-- RECORD EXCERPTS --
- - -
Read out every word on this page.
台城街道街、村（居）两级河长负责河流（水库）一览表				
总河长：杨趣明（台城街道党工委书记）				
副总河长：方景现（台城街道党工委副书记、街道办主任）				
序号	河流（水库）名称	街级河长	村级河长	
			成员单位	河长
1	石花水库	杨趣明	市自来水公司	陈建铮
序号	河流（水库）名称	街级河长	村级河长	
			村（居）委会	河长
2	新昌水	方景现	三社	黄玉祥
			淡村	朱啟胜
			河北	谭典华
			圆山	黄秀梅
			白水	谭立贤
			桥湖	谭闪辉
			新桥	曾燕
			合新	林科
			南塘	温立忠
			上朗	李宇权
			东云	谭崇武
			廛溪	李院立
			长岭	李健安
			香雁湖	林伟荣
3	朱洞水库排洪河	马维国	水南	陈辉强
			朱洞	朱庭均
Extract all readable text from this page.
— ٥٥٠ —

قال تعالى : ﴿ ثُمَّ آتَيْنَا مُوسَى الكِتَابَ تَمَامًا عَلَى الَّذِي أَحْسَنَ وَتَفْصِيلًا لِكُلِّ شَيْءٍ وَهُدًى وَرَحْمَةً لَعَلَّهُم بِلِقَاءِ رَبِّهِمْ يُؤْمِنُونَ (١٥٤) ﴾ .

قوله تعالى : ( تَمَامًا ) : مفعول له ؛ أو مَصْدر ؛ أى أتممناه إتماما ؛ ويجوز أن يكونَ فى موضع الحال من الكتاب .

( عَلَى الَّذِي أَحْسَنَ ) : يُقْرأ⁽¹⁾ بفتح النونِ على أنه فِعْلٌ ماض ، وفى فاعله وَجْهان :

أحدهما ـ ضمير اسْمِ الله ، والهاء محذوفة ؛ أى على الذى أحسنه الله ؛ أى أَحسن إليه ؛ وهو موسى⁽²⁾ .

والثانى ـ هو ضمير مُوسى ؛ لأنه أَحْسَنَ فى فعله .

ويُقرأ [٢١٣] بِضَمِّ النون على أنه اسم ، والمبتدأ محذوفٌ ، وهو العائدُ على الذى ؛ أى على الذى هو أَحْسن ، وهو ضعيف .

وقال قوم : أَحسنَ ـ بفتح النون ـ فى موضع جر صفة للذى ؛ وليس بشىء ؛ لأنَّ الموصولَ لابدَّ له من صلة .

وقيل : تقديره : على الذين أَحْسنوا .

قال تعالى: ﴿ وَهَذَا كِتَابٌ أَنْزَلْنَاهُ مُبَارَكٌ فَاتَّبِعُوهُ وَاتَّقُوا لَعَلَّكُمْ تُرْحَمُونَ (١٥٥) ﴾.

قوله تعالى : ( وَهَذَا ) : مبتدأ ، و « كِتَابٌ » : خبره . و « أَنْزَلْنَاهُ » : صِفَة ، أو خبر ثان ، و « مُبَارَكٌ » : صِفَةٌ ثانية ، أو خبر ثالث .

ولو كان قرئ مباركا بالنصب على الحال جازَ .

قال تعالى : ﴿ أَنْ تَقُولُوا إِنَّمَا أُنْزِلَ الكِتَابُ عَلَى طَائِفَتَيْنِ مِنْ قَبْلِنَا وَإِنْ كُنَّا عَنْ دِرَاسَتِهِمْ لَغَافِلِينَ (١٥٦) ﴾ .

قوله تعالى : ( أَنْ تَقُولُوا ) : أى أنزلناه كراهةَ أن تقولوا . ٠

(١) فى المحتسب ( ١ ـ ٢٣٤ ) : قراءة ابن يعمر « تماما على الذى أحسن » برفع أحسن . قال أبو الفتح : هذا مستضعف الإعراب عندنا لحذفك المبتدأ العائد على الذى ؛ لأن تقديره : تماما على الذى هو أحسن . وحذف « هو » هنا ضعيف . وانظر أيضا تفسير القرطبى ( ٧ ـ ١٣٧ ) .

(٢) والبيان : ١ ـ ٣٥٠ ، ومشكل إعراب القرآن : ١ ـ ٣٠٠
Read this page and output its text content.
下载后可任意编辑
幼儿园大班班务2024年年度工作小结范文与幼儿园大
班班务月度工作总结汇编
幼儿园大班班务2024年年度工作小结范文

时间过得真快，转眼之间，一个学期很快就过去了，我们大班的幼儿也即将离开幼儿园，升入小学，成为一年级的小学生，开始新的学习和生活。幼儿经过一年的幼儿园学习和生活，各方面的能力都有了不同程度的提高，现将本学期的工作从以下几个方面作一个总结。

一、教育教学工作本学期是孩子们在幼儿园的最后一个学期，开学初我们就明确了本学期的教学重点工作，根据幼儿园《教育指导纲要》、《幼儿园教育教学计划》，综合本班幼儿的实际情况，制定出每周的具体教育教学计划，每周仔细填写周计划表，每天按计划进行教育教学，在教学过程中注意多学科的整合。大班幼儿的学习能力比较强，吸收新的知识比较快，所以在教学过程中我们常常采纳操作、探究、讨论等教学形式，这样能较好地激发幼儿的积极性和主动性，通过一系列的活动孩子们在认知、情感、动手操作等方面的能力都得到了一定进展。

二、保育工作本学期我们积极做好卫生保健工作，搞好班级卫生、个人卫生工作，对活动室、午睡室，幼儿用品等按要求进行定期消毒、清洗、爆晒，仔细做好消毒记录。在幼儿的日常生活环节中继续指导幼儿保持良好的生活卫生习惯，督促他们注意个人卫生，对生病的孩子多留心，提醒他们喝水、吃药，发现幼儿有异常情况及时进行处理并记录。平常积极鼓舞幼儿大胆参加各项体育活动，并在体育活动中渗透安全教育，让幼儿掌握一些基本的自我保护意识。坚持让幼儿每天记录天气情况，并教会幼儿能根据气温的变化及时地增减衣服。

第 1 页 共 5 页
- - -
-- EXERCISE AIM --
Track down all lines above with the string "قوله" and copy them.

-- ANSWER TO THIS TASK --
قوله تعالى : ( تَمَامًا ) : مفعول له ؛ أو مَصْدر ؛ أى أتممناه إتماما ؛ ويجوز أن يكونَ فى موضع الحال من الكتاب .
قوله تعالى : ( وَهَذَا ) : مبتدأ ، و « كِتَابٌ » : خبره . و « أَنْزَلْنَاهُ » : صِفَة ، أو خبر ثان ، و « مُبَارَكٌ » : صِفَةٌ ثانية ، أو خبر ثالث .
قوله تعالى : ( أَنْ تَقُولُوا ) : أى أنزلناه كراهةَ أن تقولوا . ٠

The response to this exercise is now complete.